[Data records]
** begin **

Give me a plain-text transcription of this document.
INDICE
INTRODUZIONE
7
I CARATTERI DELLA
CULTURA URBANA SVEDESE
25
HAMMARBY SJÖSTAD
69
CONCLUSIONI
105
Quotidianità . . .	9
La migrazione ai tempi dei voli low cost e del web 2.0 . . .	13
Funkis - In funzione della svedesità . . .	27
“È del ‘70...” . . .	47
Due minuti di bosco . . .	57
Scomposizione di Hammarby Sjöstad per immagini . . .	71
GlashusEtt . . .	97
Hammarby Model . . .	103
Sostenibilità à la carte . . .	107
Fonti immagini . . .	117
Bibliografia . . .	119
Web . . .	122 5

** end **

* Exercise task:
Reproduce each record exactly as it appears.

* Worked answer:
Give me a plain-text transcription of this document.
INDICE
INTRODUZIONE
7
I CARATTERI DELLA
CULTURA URBANA SVEDESE
25
HAMMARBY SJÖSTAD
69
CONCLUSIONI
105
Quotidianità . . .	9
La migrazione ai tempi dei voli low cost e del web 2.0 . . .	13
Funkis - In funzione della svedesità . . .	27
“È del ‘70...” . . .	47
Due minuti di bosco . . .	57
Scomposizione di Hammarby Sjöstad per immagini . . .	71
GlashusEtt . . .	97
Hammarby Model . . .	103
Sostenibilità à la carte . . .	107
Fonti immagini . . .	117
Bibliografia . . .	119
Web . . .	122 5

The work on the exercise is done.